**Task to carry out**
Write every line of the material out exactly as shown.

**The input**

————

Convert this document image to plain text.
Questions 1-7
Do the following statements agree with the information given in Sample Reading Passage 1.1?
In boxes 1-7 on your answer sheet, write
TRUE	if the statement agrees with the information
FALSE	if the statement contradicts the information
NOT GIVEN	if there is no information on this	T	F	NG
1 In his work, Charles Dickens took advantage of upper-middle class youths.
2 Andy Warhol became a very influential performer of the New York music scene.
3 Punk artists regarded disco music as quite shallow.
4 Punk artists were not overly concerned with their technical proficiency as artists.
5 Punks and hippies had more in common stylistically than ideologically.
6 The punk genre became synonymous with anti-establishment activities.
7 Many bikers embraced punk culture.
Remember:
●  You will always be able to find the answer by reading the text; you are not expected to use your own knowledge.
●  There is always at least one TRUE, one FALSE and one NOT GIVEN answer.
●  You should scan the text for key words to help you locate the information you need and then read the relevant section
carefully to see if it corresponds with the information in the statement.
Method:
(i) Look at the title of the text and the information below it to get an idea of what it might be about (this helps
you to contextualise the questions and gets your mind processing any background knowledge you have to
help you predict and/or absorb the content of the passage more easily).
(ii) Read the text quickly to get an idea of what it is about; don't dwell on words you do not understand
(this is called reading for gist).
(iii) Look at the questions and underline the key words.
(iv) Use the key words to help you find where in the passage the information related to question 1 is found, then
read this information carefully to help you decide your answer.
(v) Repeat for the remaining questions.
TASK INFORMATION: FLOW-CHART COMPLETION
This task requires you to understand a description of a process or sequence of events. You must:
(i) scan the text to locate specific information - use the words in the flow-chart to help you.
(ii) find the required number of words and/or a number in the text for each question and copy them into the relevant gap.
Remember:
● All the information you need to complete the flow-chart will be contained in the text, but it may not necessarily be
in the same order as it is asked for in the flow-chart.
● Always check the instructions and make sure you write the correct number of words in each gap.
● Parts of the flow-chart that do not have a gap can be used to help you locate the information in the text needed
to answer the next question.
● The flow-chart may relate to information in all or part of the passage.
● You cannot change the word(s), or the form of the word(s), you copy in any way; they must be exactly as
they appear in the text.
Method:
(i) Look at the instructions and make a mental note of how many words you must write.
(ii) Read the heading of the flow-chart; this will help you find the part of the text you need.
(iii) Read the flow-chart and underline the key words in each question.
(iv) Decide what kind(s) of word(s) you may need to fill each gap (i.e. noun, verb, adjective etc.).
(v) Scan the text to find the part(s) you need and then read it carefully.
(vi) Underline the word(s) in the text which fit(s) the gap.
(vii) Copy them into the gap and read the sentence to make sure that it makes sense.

————

**The reply**
Convert this document image to plain text.
Questions 1-7
Do the following statements agree with the information given in Sample Reading Passage 1.1?
In boxes 1-7 on your answer sheet, write
TRUE	if the statement agrees with the information
FALSE	if the statement contradicts the information
NOT GIVEN	if there is no information on this	T	F	NG
1 In his work, Charles Dickens took advantage of upper-middle class youths.
2 Andy Warhol became a very influential performer of the New York music scene.
3 Punk artists regarded disco music as quite shallow.
4 Punk artists were not overly concerned with their technical proficiency as artists.
5 Punks and hippies had more in common stylistically than ideologically.
6 The punk genre became synonymous with anti-establishment activities.
7 Many bikers embraced punk culture.
Remember:
●  You will always be able to find the answer by reading the text; you are not expected to use your own knowledge.
●  There is always at least one TRUE, one FALSE and one NOT GIVEN answer.
●  You should scan the text for key words to help you locate the information you need and then read the relevant section
carefully to see if it corresponds with the information in the statement.
Method:
(i) Look at the title of the text and the information below it to get an idea of what it might be about (this helps
you to contextualise the questions and gets your mind processing any background knowledge you have to
help you predict and/or absorb the content of the passage more easily).
(ii) Read the text quickly to get an idea of what it is about; don't dwell on words you do not understand
(this is called reading for gist).
(iii) Look at the questions and underline the key words.
(iv) Use the key words to help you find where in the passage the information related to question 1 is found, then
read this information carefully to help you decide your answer.
(v) Repeat for the remaining questions.
TASK INFORMATION: FLOW-CHART COMPLETION
This task requires you to understand a description of a process or sequence of events. You must:
(i) scan the text to locate specific information - use the words in the flow-chart to help you.
(ii) find the required number of words and/or a number in the text for each question and copy them into the relevant gap.
Remember:
● All the information you need to complete the flow-chart will be contained in the text, but it may not necessarily be
in the same order as it is asked for in the flow-chart.
● Always check the instructions and make sure you write the correct number of words in each gap.
● Parts of the flow-chart that do not have a gap can be used to help you locate the information in the text needed
to answer the next question.
● The flow-chart may relate to information in all or part of the passage.
● You cannot change the word(s), or the form of the word(s), you copy in any way; they must be exactly as
they appear in the text.
Method:
(i) Look at the instructions and make a mental note of how many words you must write.
(ii) Read the heading of the flow-chart; this will help you find the part of the text you need.
(iii) Read the flow-chart and underline the key words in each question.
(iv) Decide what kind(s) of word(s) you may need to fill each gap (i.e. noun, verb, adjective etc.).
(v) Scan the text to find the part(s) you need and then read it carefully.
(vi) Underline the word(s) in the text which fit(s) the gap.
(vii) Copy them into the gap and read the sentence to make sure that it makes sense.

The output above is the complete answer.